### Task data
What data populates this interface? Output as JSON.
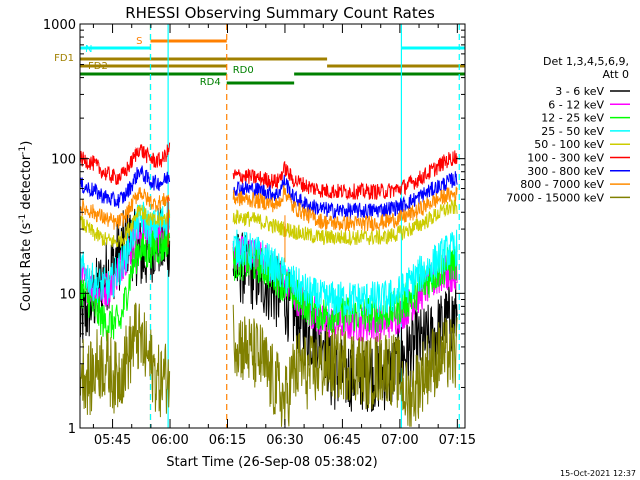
{
  "chart_data": {
    "type": "line",
    "title": "RHESSI Observing Summary Count Rates",
    "xlabel": "Start Time (26-Sep-08 05:38:02)",
    "ylabel_parts": [
      "Count Rate (s",
      "-1",
      " detector",
      "-1",
      ")"
    ],
    "yscale": "log",
    "ylim": [
      1,
      1000
    ],
    "xlim_minutes": [
      -1.5,
      99.0
    ],
    "x_ticks": [
      {
        "label": "05:45",
        "min": 7
      },
      {
        "label": "06:00",
        "min": 22
      },
      {
        "label": "06:15",
        "min": 37
      },
      {
        "label": "06:30",
        "min": 52
      },
      {
        "label": "06:45",
        "min": 67
      },
      {
        "label": "07:00",
        "min": 82
      },
      {
        "label": "07:15",
        "min": 97
      }
    ],
    "y_ticks": [
      {
        "label": "1",
        "value": 1
      },
      {
        "label": "10",
        "value": 10
      },
      {
        "label": "100",
        "value": 100
      },
      {
        "label": "1000",
        "value": 1000
      }
    ],
    "legend_title": [
      "Det 1,3,4,5,6,9,",
      "Att 0"
    ],
    "legend_position": "right",
    "series": [
      {
        "name": "3 - 6 keV",
        "color": "#000000",
        "values_a": [
          [
            -1.5,
            6
          ],
          [
            2,
            9
          ],
          [
            5,
            13
          ],
          [
            9,
            20
          ],
          [
            11,
            25
          ],
          [
            13,
            22
          ],
          [
            15,
            18
          ],
          [
            16,
            20
          ],
          [
            17,
            22
          ],
          [
            18,
            24
          ],
          [
            19,
            25
          ],
          [
            20,
            22
          ],
          [
            21,
            23
          ],
          [
            22,
            25
          ]
        ],
        "values_b": [
          [
            38.5,
            16
          ],
          [
            42,
            15
          ],
          [
            47,
            12
          ],
          [
            50,
            10
          ],
          [
            52,
            9
          ],
          [
            55,
            6.5
          ],
          [
            58,
            5
          ],
          [
            62,
            5
          ],
          [
            64,
            2.5
          ],
          [
            70,
            2.5
          ],
          [
            76,
            2.5
          ],
          [
            80,
            2.5
          ],
          [
            82,
            3.3
          ],
          [
            86,
            4
          ],
          [
            90,
            4.5
          ],
          [
            94,
            6
          ],
          [
            97,
            7
          ]
        ]
      },
      {
        "name": "6 - 12 keV",
        "color": "#ff00ff",
        "values_a": [
          [
            -1.5,
            13
          ],
          [
            3,
            10
          ],
          [
            6,
            11
          ],
          [
            10,
            18
          ],
          [
            13,
            25
          ],
          [
            15,
            30
          ],
          [
            17,
            26
          ],
          [
            19,
            27
          ],
          [
            21,
            28
          ],
          [
            22,
            35
          ]
        ],
        "values_b": [
          [
            38.5,
            20
          ],
          [
            42,
            19
          ],
          [
            46,
            18
          ],
          [
            50,
            14
          ],
          [
            54,
            10
          ],
          [
            58,
            8
          ],
          [
            62,
            6
          ],
          [
            66,
            6
          ],
          [
            70,
            6
          ],
          [
            74,
            6
          ],
          [
            78,
            6
          ],
          [
            82,
            7
          ],
          [
            86,
            9
          ],
          [
            90,
            12
          ],
          [
            94,
            14
          ],
          [
            97,
            13
          ]
        ]
      },
      {
        "name": "12 - 25 keV",
        "color": "#00ff00",
        "values_a": [
          [
            -1.5,
            11
          ],
          [
            2,
            8
          ],
          [
            5,
            6
          ],
          [
            9,
            6
          ],
          [
            12,
            15
          ],
          [
            14,
            22
          ],
          [
            16,
            20
          ],
          [
            18,
            22
          ],
          [
            20,
            22
          ],
          [
            22,
            28
          ]
        ],
        "values_b": [
          [
            38.5,
            17
          ],
          [
            42,
            17
          ],
          [
            46,
            16
          ],
          [
            50,
            13
          ],
          [
            54,
            10
          ],
          [
            58,
            8
          ],
          [
            62,
            7
          ],
          [
            66,
            7
          ],
          [
            70,
            7
          ],
          [
            74,
            7
          ],
          [
            78,
            7
          ],
          [
            82,
            8
          ],
          [
            86,
            10
          ],
          [
            90,
            13
          ],
          [
            94,
            16
          ],
          [
            97,
            17
          ]
        ]
      },
      {
        "name": "25 - 50 keV",
        "color": "#00ffff",
        "values_a": [
          [
            -1.5,
            16
          ],
          [
            2,
            12
          ],
          [
            6,
            11
          ],
          [
            10,
            18
          ],
          [
            13,
            32
          ],
          [
            15,
            36
          ],
          [
            17,
            30
          ],
          [
            19,
            32
          ],
          [
            21,
            36
          ],
          [
            22,
            40
          ]
        ],
        "values_b": [
          [
            38.5,
            22
          ],
          [
            42,
            21
          ],
          [
            46,
            19
          ],
          [
            50,
            15
          ],
          [
            54,
            12
          ],
          [
            58,
            10
          ],
          [
            62,
            9
          ],
          [
            66,
            9
          ],
          [
            70,
            9
          ],
          [
            74,
            9
          ],
          [
            78,
            9
          ],
          [
            82,
            10
          ],
          [
            86,
            13
          ],
          [
            90,
            16
          ],
          [
            94,
            20
          ],
          [
            97,
            22
          ]
        ]
      },
      {
        "name": "50 - 100 keV",
        "color": "#cccc00",
        "values_a": [
          [
            -1.5,
            34
          ],
          [
            2,
            28
          ],
          [
            5,
            25
          ],
          [
            8,
            24
          ],
          [
            10,
            26
          ],
          [
            12,
            33
          ],
          [
            14,
            44
          ],
          [
            16,
            36
          ],
          [
            18,
            34
          ],
          [
            20,
            35
          ],
          [
            22,
            38
          ]
        ],
        "values_b": [
          [
            38.5,
            37
          ],
          [
            42,
            36
          ],
          [
            46,
            34
          ],
          [
            50,
            31
          ],
          [
            54,
            29
          ],
          [
            58,
            27
          ],
          [
            62,
            26
          ],
          [
            66,
            26
          ],
          [
            70,
            26
          ],
          [
            74,
            26
          ],
          [
            78,
            26
          ],
          [
            82,
            28
          ],
          [
            86,
            31
          ],
          [
            90,
            36
          ],
          [
            94,
            42
          ],
          [
            97,
            44
          ]
        ]
      },
      {
        "name": "100 - 300 keV",
        "color": "#ff0000",
        "values_a": [
          [
            -1.5,
            100
          ],
          [
            2,
            92
          ],
          [
            5,
            78
          ],
          [
            8,
            72
          ],
          [
            10,
            77
          ],
          [
            12,
            95
          ],
          [
            14,
            120
          ],
          [
            16,
            105
          ],
          [
            18,
            96
          ],
          [
            20,
            98
          ],
          [
            22,
            120
          ]
        ],
        "values_b": [
          [
            38.5,
            75
          ],
          [
            42,
            74
          ],
          [
            46,
            71
          ],
          [
            50,
            67
          ],
          [
            52,
            85
          ],
          [
            54,
            70
          ],
          [
            58,
            62
          ],
          [
            62,
            58
          ],
          [
            66,
            57
          ],
          [
            70,
            57
          ],
          [
            74,
            57
          ],
          [
            78,
            57
          ],
          [
            82,
            60
          ],
          [
            86,
            68
          ],
          [
            90,
            80
          ],
          [
            94,
            96
          ],
          [
            97,
            105
          ]
        ]
      },
      {
        "name": "300 - 800 keV",
        "color": "#0000ff",
        "values_a": [
          [
            -1.5,
            64
          ],
          [
            2,
            58
          ],
          [
            5,
            52
          ],
          [
            8,
            48
          ],
          [
            10,
            52
          ],
          [
            12,
            64
          ],
          [
            14,
            82
          ],
          [
            16,
            71
          ],
          [
            18,
            66
          ],
          [
            20,
            67
          ],
          [
            22,
            75
          ]
        ],
        "values_b": [
          [
            38.5,
            61
          ],
          [
            42,
            60
          ],
          [
            46,
            58
          ],
          [
            50,
            54
          ],
          [
            52,
            69
          ],
          [
            54,
            52
          ],
          [
            58,
            45
          ],
          [
            62,
            42
          ],
          [
            66,
            41
          ],
          [
            70,
            41
          ],
          [
            74,
            41
          ],
          [
            78,
            42
          ],
          [
            82,
            44
          ],
          [
            86,
            50
          ],
          [
            90,
            58
          ],
          [
            94,
            66
          ],
          [
            97,
            72
          ]
        ]
      },
      {
        "name": "800 - 7000 keV",
        "color": "#ff8c00",
        "values_a": [
          [
            -1.5,
            44
          ],
          [
            2,
            40
          ],
          [
            5,
            36
          ],
          [
            8,
            33
          ],
          [
            10,
            36
          ],
          [
            12,
            45
          ],
          [
            14,
            58
          ],
          [
            16,
            50
          ],
          [
            18,
            46
          ],
          [
            20,
            48
          ],
          [
            22,
            52
          ]
        ],
        "values_b": [
          [
            38.5,
            51
          ],
          [
            42,
            50
          ],
          [
            46,
            48
          ],
          [
            50,
            45
          ],
          [
            52,
            58
          ],
          [
            54,
            44
          ],
          [
            58,
            38
          ],
          [
            62,
            34
          ],
          [
            66,
            33
          ],
          [
            70,
            33
          ],
          [
            74,
            33
          ],
          [
            78,
            34
          ],
          [
            82,
            36
          ],
          [
            86,
            40
          ],
          [
            90,
            47
          ],
          [
            94,
            53
          ],
          [
            97,
            55
          ]
        ]
      },
      {
        "name": "7000 - 15000 keV",
        "color": "#808000",
        "values_a": [
          [
            -1.5,
            3
          ],
          [
            1,
            2.2
          ],
          [
            3,
            3
          ],
          [
            5,
            3
          ],
          [
            8,
            2.3
          ],
          [
            10,
            3
          ],
          [
            12,
            4
          ],
          [
            13,
            5
          ],
          [
            15,
            4
          ],
          [
            17,
            3
          ],
          [
            19,
            2.2
          ],
          [
            22,
            2.5
          ]
        ],
        "values_b": [
          [
            38.5,
            5
          ],
          [
            41,
            4
          ],
          [
            44,
            3.5
          ],
          [
            46,
            3.2
          ],
          [
            48,
            2.4
          ],
          [
            50,
            2
          ],
          [
            52,
            1.5
          ],
          [
            54,
            2.5
          ],
          [
            56,
            3
          ],
          [
            58,
            2.5
          ],
          [
            62,
            3
          ],
          [
            66,
            3
          ],
          [
            70,
            3
          ],
          [
            74,
            2.5
          ],
          [
            78,
            3
          ],
          [
            82,
            2.5
          ],
          [
            84,
            1.6
          ],
          [
            86,
            2
          ],
          [
            88,
            2.5
          ],
          [
            90,
            3
          ],
          [
            93,
            3.5
          ],
          [
            97,
            3.5
          ]
        ]
      }
    ],
    "top_bars": [
      {
        "label": "S",
        "color": "#ff8000",
        "start": 16.9,
        "end": 36.8,
        "level": 1
      },
      {
        "label": "N",
        "color": "#00ffff",
        "start": -1.5,
        "end": 16.9,
        "level": 2
      },
      {
        "label": "",
        "color": "#00ffff",
        "start": 82.4,
        "end": 99,
        "level": 2
      },
      {
        "label": "FD1",
        "color": "#a08000",
        "start": -1.5,
        "end": 63,
        "level": 3
      },
      {
        "label": "FD2",
        "color": "#a08000",
        "start": -1.5,
        "end": 36.8,
        "level": 4
      },
      {
        "label": "",
        "color": "#a08000",
        "start": 63,
        "end": 99,
        "level": 4
      },
      {
        "label": "RD0",
        "color": "#008000",
        "start": -1.5,
        "end": 36.8,
        "level": 5
      },
      {
        "label": "",
        "color": "#008000",
        "start": 54.4,
        "end": 99,
        "level": 5
      },
      {
        "label": "RD4",
        "color": "#008000",
        "start": 36.8,
        "end": 54.4,
        "level": 6
      }
    ],
    "vlines": [
      {
        "x": 16.9,
        "color": "#ff8000",
        "style": "dashed"
      },
      {
        "x": 16.9,
        "color": "#00ffff",
        "style": "dashed"
      },
      {
        "x": 21.5,
        "color": "#00ffff",
        "style": "solid"
      },
      {
        "x": 36.8,
        "color": "#ff8000",
        "style": "dashed"
      },
      {
        "x": 82.4,
        "color": "#00ffff",
        "style": "solid"
      },
      {
        "x": 97.5,
        "color": "#00ffff",
        "style": "dashed"
      }
    ],
    "step_markers": [
      {
        "x": 21.5,
        "from": 22,
        "to": 52,
        "color": "#ff0000"
      },
      {
        "x": 52,
        "from": 17,
        "to": 38,
        "color": "#ff8000"
      }
    ]
  },
  "timestamp": "15-Oct-2021 12:37"
}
######
▸ **Directions**: Collect each line holding the string "name".

▸ **Response**:
        "name": "3 - 6 keV",
        "name": "6 - 12 keV",
        "name": "12 - 25 keV",
        "name": "25 - 50 keV",
        "name": "50 - 100 keV",
        "name": "100 - 300 keV",
        "name": "300 - 800 keV",
        "name": "800 - 7000 keV",
        "name": "7000 - 15000 keV",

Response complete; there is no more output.